What to work on: Count every line of the listing where the string "icon" occurs, and reply with the count alone.

** START Dataset rows **

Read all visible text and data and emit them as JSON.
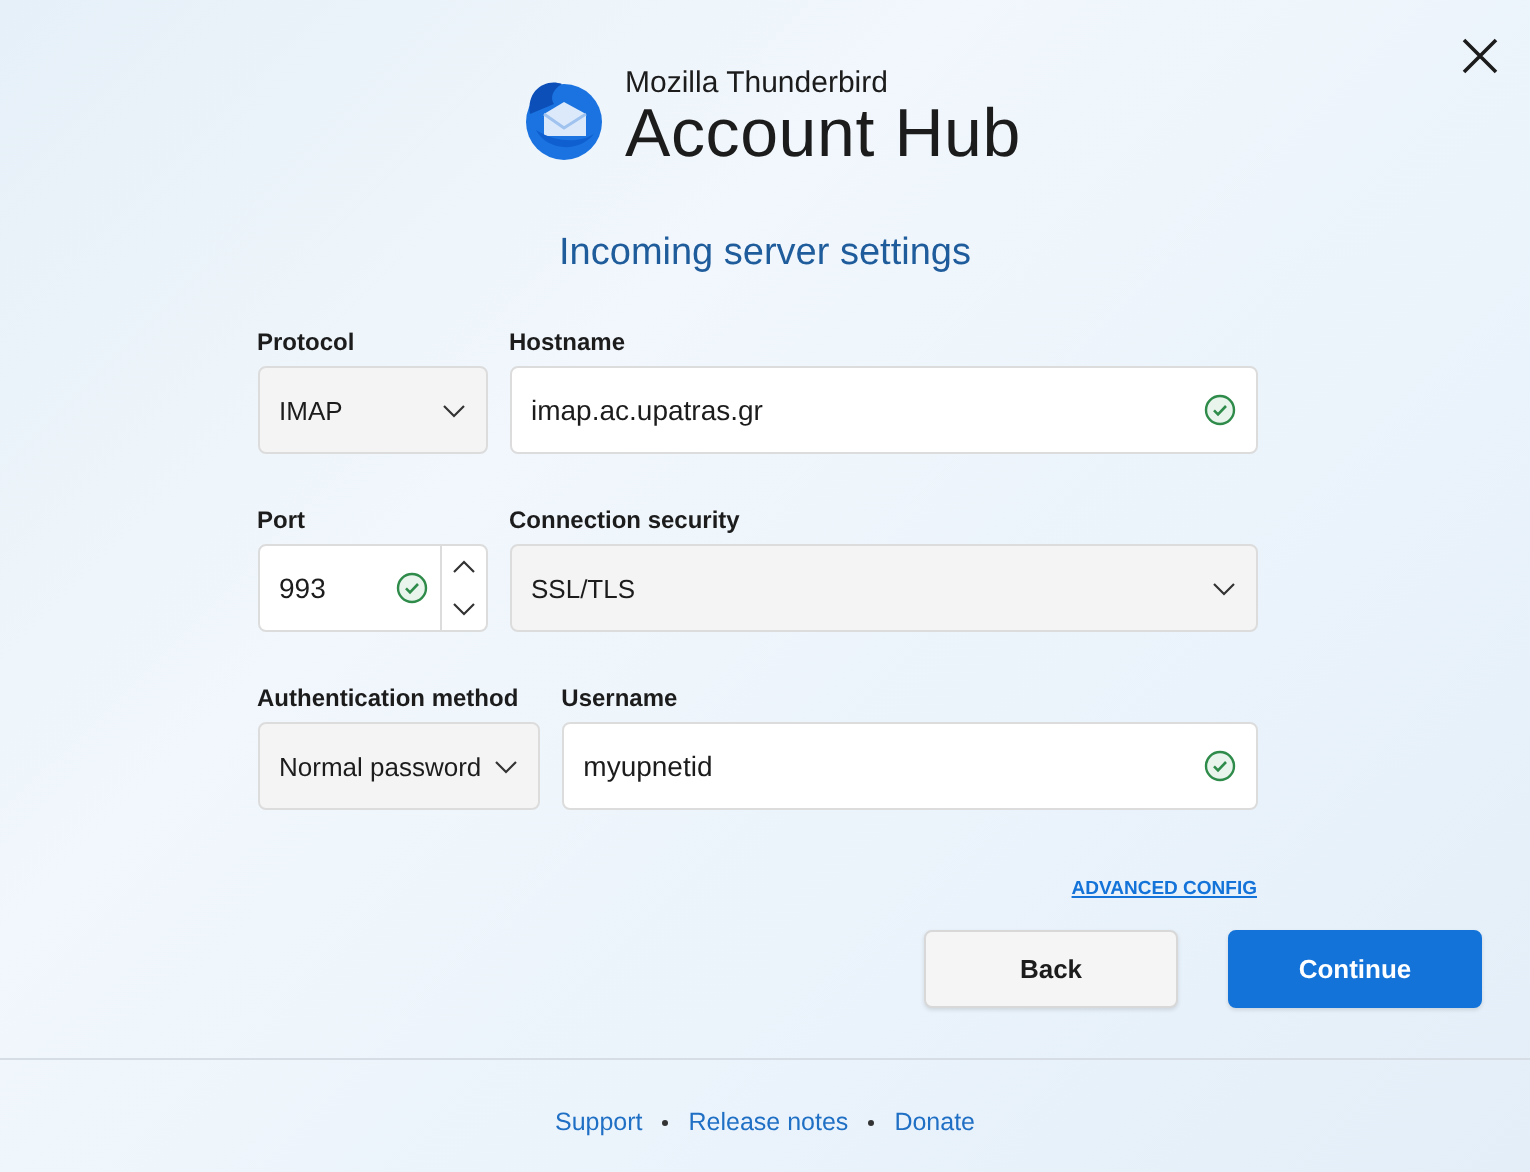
{
  "header": {
    "brand": "Mozilla Thunderbird",
    "product": "Account Hub"
  },
  "title": "Incoming server settings",
  "rows": [
    [
      {
        "label": "Protocol",
        "kind": "select",
        "value": "IMAP"
      },
      {
        "label": "Hostname",
        "kind": "text",
        "value": "imap.ac.upatras.gr",
        "valid": true
      }
    ],
    [
      {
        "label": "Port",
        "kind": "number",
        "value": "993",
        "valid": true
      },
      {
        "label": "Connection security",
        "kind": "select",
        "value": "SSL/TLS"
      }
    ],
    [
      {
        "label": "Authentication method",
        "kind": "select",
        "value": "Normal password"
      },
      {
        "label": "Username",
        "kind": "text",
        "value": "myupnetid",
        "valid": true
      }
    ]
  ],
  "advanced_link": "ADVANCED CONFIG",
  "buttons": [
    {
      "label": "Back",
      "primary": false
    },
    {
      "label": "Continue",
      "primary": true
    }
  ],
  "footer_links": [
    "Support",
    "Release notes",
    "Donate"
  ]
}
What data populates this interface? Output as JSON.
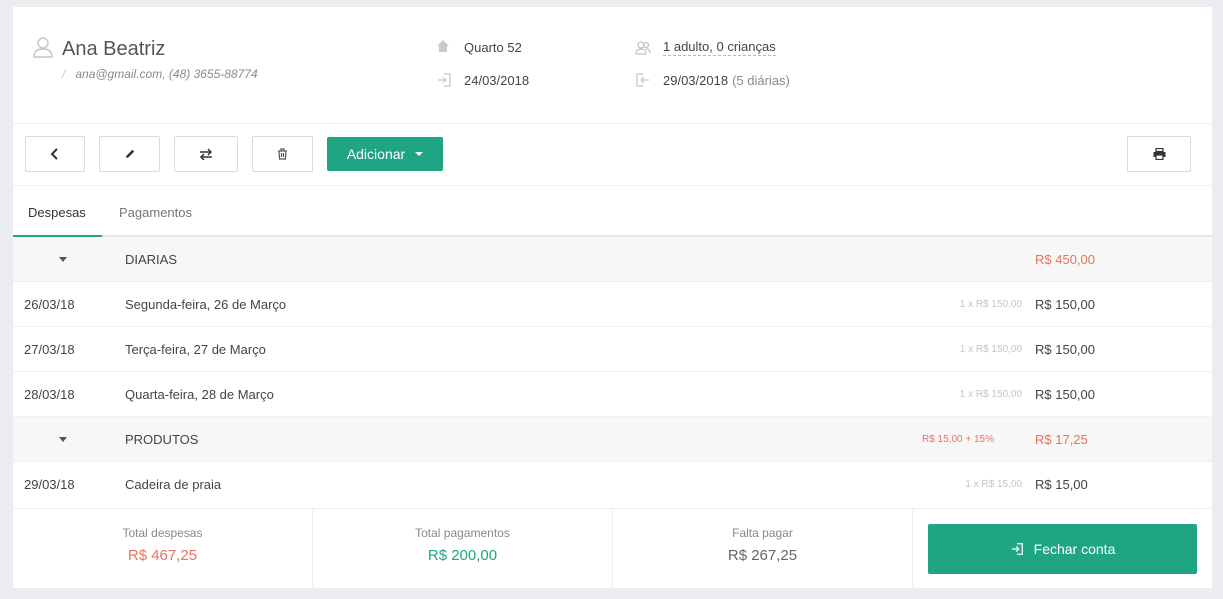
{
  "guest": {
    "name": "Ana Beatriz",
    "contact_sep": "/",
    "contact": "ana@gmail.com, (48) 3655-88774",
    "icon": "user-icon"
  },
  "stay": {
    "room": "Quarto 52",
    "guests": "1 adulto, 0 crianças",
    "checkin": "24/03/2018",
    "checkout": "29/03/2018",
    "nights": "(5 diárias)"
  },
  "toolbar": {
    "back_icon": "chevron-left-icon",
    "edit_icon": "pencil-icon",
    "transfer_icon": "swap-icon",
    "delete_icon": "trash-icon",
    "add_label": "Adicionar",
    "print_icon": "printer-icon"
  },
  "tabs": [
    {
      "label": "Despesas",
      "active": true
    },
    {
      "label": "Pagamentos",
      "active": false
    }
  ],
  "groups": {
    "diarias": {
      "title": "DIARIAS",
      "total": "R$ 450,00",
      "items": [
        {
          "date": "26/03/18",
          "desc": "Segunda-feira, 26 de Março",
          "qty": "1 x R$ 150,00",
          "amount": "R$ 150,00"
        },
        {
          "date": "27/03/18",
          "desc": "Terça-feira, 27 de Março",
          "qty": "1 x R$ 150,00",
          "amount": "R$ 150,00"
        },
        {
          "date": "28/03/18",
          "desc": "Quarta-feira, 28 de Março",
          "qty": "1 x R$ 150,00",
          "amount": "R$ 150,00"
        }
      ]
    },
    "produtos": {
      "title": "PRODUTOS",
      "fee": "R$ 15,00 + 15%",
      "total": "R$ 17,25",
      "items": [
        {
          "date": "29/03/18",
          "desc": "Cadeira de praia",
          "qty": "1 x R$ 15,00",
          "amount": "R$ 15,00"
        }
      ]
    }
  },
  "footer": {
    "total_expenses_label": "Total despesas",
    "total_expenses": "R$ 467,25",
    "total_payments_label": "Total pagamentos",
    "total_payments": "R$ 200,00",
    "remaining_label": "Falta pagar",
    "remaining": "R$ 267,25",
    "close_label": "Fechar conta"
  },
  "colors": {
    "accent": "#1fa584",
    "negative": "#e8735f"
  }
}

** END Dataset rows **

Final result: 6